* _Problem statement_
Every record below is to be retyped exactly.

* _Entries shown_
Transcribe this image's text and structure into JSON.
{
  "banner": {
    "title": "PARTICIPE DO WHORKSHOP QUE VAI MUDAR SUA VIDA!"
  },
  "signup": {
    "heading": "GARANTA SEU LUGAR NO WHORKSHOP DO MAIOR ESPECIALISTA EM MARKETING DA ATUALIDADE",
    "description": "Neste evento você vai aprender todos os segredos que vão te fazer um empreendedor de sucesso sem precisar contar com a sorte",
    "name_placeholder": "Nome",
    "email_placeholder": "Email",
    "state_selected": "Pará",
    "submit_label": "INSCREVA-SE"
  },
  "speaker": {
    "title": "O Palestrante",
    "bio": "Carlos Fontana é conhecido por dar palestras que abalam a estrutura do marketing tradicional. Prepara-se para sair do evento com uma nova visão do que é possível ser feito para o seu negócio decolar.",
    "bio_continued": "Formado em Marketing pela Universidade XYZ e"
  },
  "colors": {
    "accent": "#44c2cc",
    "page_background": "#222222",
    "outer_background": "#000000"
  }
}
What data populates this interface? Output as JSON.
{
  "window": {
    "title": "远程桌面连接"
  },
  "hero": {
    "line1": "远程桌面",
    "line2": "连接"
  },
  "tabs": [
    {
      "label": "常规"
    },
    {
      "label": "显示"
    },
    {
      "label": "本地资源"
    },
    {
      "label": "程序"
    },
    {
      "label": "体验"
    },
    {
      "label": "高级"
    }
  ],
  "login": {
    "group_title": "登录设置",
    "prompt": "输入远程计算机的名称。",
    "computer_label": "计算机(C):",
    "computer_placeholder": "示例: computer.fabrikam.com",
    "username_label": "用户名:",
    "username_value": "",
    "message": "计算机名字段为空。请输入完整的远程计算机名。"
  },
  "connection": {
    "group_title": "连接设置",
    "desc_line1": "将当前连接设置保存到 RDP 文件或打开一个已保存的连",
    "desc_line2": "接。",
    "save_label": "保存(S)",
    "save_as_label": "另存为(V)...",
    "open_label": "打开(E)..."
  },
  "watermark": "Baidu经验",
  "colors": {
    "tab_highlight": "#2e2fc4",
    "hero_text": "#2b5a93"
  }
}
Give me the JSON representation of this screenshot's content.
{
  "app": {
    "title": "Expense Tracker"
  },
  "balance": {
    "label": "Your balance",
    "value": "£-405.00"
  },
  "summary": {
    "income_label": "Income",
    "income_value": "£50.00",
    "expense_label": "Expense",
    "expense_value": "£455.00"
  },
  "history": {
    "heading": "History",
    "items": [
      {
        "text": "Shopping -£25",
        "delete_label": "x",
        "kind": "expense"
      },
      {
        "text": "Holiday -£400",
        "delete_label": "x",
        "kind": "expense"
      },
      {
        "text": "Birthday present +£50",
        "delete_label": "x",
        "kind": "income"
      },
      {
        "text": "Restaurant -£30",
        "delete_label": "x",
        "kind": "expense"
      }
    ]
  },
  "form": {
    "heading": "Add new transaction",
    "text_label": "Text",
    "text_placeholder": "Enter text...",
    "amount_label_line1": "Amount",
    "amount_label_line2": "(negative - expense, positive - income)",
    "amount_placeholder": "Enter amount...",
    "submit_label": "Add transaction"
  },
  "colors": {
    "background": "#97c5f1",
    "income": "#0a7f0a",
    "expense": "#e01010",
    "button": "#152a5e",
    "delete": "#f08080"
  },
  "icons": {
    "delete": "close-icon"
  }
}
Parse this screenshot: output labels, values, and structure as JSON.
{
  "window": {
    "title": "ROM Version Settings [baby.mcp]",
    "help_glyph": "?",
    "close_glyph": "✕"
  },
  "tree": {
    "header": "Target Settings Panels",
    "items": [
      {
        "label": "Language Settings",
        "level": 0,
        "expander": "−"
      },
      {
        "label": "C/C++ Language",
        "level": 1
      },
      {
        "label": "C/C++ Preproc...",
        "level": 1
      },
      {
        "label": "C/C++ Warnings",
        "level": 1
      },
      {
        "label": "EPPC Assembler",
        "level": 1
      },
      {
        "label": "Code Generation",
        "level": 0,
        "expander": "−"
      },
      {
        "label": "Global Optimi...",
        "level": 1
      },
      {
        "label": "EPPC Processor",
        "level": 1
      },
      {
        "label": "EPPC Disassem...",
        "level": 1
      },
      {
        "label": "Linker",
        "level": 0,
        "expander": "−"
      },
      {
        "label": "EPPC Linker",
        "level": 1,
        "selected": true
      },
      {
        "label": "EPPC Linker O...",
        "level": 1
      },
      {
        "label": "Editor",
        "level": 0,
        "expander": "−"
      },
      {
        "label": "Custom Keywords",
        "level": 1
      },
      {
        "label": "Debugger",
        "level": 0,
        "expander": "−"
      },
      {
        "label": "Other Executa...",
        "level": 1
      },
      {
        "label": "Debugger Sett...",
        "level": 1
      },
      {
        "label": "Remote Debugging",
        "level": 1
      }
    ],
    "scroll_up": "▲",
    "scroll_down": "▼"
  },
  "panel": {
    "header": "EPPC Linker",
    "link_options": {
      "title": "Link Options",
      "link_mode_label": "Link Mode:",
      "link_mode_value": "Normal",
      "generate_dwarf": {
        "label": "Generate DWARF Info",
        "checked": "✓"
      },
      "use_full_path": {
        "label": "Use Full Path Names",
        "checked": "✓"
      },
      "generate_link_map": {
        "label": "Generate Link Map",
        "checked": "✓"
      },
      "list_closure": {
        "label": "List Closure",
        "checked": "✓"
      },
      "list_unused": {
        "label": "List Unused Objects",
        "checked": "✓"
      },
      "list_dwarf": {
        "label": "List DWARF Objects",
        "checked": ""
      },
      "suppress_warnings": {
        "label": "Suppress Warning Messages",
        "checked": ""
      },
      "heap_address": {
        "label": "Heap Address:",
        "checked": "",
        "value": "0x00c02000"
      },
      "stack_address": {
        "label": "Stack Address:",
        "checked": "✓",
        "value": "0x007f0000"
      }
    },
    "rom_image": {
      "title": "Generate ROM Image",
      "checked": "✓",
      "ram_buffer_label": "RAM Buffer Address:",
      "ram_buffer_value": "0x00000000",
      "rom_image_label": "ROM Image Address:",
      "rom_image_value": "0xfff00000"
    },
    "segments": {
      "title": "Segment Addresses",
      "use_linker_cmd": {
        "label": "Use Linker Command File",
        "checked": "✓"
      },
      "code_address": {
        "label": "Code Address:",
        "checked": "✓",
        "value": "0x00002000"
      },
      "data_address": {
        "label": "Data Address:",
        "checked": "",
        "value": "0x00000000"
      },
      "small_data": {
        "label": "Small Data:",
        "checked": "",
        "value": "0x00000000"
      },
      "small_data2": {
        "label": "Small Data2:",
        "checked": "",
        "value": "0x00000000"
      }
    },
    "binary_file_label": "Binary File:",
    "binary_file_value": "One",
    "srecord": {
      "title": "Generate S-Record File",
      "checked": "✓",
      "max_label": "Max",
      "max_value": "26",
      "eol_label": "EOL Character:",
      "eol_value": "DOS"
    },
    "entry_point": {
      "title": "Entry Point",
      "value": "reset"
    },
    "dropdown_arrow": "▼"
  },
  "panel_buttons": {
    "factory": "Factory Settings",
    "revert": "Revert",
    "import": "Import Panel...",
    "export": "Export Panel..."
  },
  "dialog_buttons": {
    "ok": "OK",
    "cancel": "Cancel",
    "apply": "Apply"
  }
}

* _Complete output_
Transcribe this image's text and structure into JSON.
{
  "banner": {
    "title": "PARTICIPE DO WHORKSHOP QUE VAI MUDAR SUA VIDA!"
  },
  "signup": {
    "heading": "GARANTA SEU LUGAR NO WHORKSHOP DO MAIOR ESPECIALISTA EM MARKETING DA ATUALIDADE",
    "description": "Neste evento você vai aprender todos os segredos que vão te fazer um empreendedor de sucesso sem precisar contar com a sorte",
    "name_placeholder": "Nome",
    "email_placeholder": "Email",
    "state_selected": "Pará",
    "submit_label": "INSCREVA-SE"
  },
  "speaker": {
    "title": "O Palestrante",
    "bio": "Carlos Fontana é conhecido por dar palestras que abalam a estrutura do marketing tradicional. Prepara-se para sair do evento com uma nova visão do que é possível ser feito para o seu negócio decolar.",
    "bio_continued": "Formado em Marketing pela Universidade XYZ e"
  },
  "colors": {
    "accent": "#44c2cc",
    "page_background": "#222222",
    "outer_background": "#000000"
  }
}
What data populates this interface? Output as JSON.
{
  "window": {
    "title": "远程桌面连接"
  },
  "hero": {
    "line1": "远程桌面",
    "line2": "连接"
  },
  "tabs": [
    {
      "label": "常规"
    },
    {
      "label": "显示"
    },
    {
      "label": "本地资源"
    },
    {
      "label": "程序"
    },
    {
      "label": "体验"
    },
    {
      "label": "高级"
    }
  ],
  "login": {
    "group_title": "登录设置",
    "prompt": "输入远程计算机的名称。",
    "computer_label": "计算机(C):",
    "computer_placeholder": "示例: computer.fabrikam.com",
    "username_label": "用户名:",
    "username_value": "",
    "message": "计算机名字段为空。请输入完整的远程计算机名。"
  },
  "connection": {
    "group_title": "连接设置",
    "desc_line1": "将当前连接设置保存到 RDP 文件或打开一个已保存的连",
    "desc_line2": "接。",
    "save_label": "保存(S)",
    "save_as_label": "另存为(V)...",
    "open_label": "打开(E)..."
  },
  "watermark": "Baidu经验",
  "colors": {
    "tab_highlight": "#2e2fc4",
    "hero_text": "#2b5a93"
  }
}
Give me the JSON representation of this screenshot's content.
{
  "app": {
    "title": "Expense Tracker"
  },
  "balance": {
    "label": "Your balance",
    "value": "£-405.00"
  },
  "summary": {
    "income_label": "Income",
    "income_value": "£50.00",
    "expense_label": "Expense",
    "expense_value": "£455.00"
  },
  "history": {
    "heading": "History",
    "items": [
      {
        "text": "Shopping -£25",
        "delete_label": "x",
        "kind": "expense"
      },
      {
        "text": "Holiday -£400",
        "delete_label": "x",
        "kind": "expense"
      },
      {
        "text": "Birthday present +£50",
        "delete_label": "x",
        "kind": "income"
      },
      {
        "text": "Restaurant -£30",
        "delete_label": "x",
        "kind": "expense"
      }
    ]
  },
  "form": {
    "heading": "Add new transaction",
    "text_label": "Text",
    "text_placeholder": "Enter text...",
    "amount_label_line1": "Amount",
    "amount_label_line2": "(negative - expense, positive - income)",
    "amount_placeholder": "Enter amount...",
    "submit_label": "Add transaction"
  },
  "colors": {
    "background": "#97c5f1",
    "income": "#0a7f0a",
    "expense": "#e01010",
    "button": "#152a5e",
    "delete": "#f08080"
  },
  "icons": {
    "delete": "close-icon"
  }
}
Parse this screenshot: output labels, values, and structure as JSON.
{
  "window": {
    "title": "ROM Version Settings [baby.mcp]",
    "help_glyph": "?",
    "close_glyph": "✕"
  },
  "tree": {
    "header": "Target Settings Panels",
    "items": [
      {
        "label": "Language Settings",
        "level": 0,
        "expander": "−"
      },
      {
        "label": "C/C++ Language",
        "level": 1
      },
      {
        "label": "C/C++ Preproc...",
        "level": 1
      },
      {
        "label": "C/C++ Warnings",
        "level": 1
      },
      {
        "label": "EPPC Assembler",
        "level": 1
      },
      {
        "label": "Code Generation",
        "level": 0,
        "expander": "−"
      },
      {
        "label": "Global Optimi...",
        "level": 1
      },
      {
        "label": "EPPC Processor",
        "level": 1
      },
      {
        "label": "EPPC Disassem...",
        "level": 1
      },
      {
        "label": "Linker",
        "level": 0,
        "expander": "−"
      },
      {
        "label": "EPPC Linker",
        "level": 1,
        "selected": true
      },
      {
        "label": "EPPC Linker O...",
        "level": 1
      },
      {
        "label": "Editor",
        "level": 0,
        "expander": "−"
      },
      {
        "label": "Custom Keywords",
        "level": 1
      },
      {
        "label": "Debugger",
        "level": 0,
        "expander": "−"
      },
      {
        "label": "Other Executa...",
        "level": 1
      },
      {
        "label": "Debugger Sett...",
        "level": 1
      },
      {
        "label": "Remote Debugging",
        "level": 1
      }
    ],
    "scroll_up": "▲",
    "scroll_down": "▼"
  },
  "panel": {
    "header": "EPPC Linker",
    "link_options": {
      "title": "Link Options",
      "link_mode_label": "Link Mode:",
      "link_mode_value": "Normal",
      "generate_dwarf": {
        "label": "Generate DWARF Info",
        "checked": "✓"
      },
      "use_full_path": {
        "label": "Use Full Path Names",
        "checked": "✓"
      },
      "generate_link_map": {
        "label": "Generate Link Map",
        "checked": "✓"
      },
      "list_closure": {
        "label": "List Closure",
        "checked": "✓"
      },
      "list_unused": {
        "label": "List Unused Objects",
        "checked": "✓"
      },
      "list_dwarf": {
        "label": "List DWARF Objects",
        "checked": ""
      },
      "suppress_warnings": {
        "label": "Suppress Warning Messages",
        "checked": ""
      },
      "heap_address": {
        "label": "Heap Address:",
        "checked": "",
        "value": "0x00c02000"
      },
      "stack_address": {
        "label": "Stack Address:",
        "checked": "✓",
        "value": "0x007f0000"
      }
    },
    "rom_image": {
      "title": "Generate ROM Image",
      "checked": "✓",
      "ram_buffer_label": "RAM Buffer Address:",
      "ram_buffer_value": "0x00000000",
      "rom_image_label": "ROM Image Address:",
      "rom_image_value": "0xfff00000"
    },
    "segments": {
      "title": "Segment Addresses",
      "use_linker_cmd": {
        "label": "Use Linker Command File",
        "checked": "✓"
      },
      "code_address": {
        "label": "Code Address:",
        "checked": "✓",
        "value": "0x00002000"
      },
      "data_address": {
        "label": "Data Address:",
        "checked": "",
        "value": "0x00000000"
      },
      "small_data": {
        "label": "Small Data:",
        "checked": "",
        "value": "0x00000000"
      },
      "small_data2": {
        "label": "Small Data2:",
        "checked": "",
        "value": "0x00000000"
      }
    },
    "binary_file_label": "Binary File:",
    "binary_file_value": "One",
    "srecord": {
      "title": "Generate S-Record File",
      "checked": "✓",
      "max_label": "Max",
      "max_value": "26",
      "eol_label": "EOL Character:",
      "eol_value": "DOS"
    },
    "entry_point": {
      "title": "Entry Point",
      "value": "reset"
    },
    "dropdown_arrow": "▼"
  },
  "panel_buttons": {
    "factory": "Factory Settings",
    "revert": "Revert",
    "import": "Import Panel...",
    "export": "Export Panel..."
  },
  "dialog_buttons": {
    "ok": "OK",
    "cancel": "Cancel",
    "apply": "Apply"
  }
}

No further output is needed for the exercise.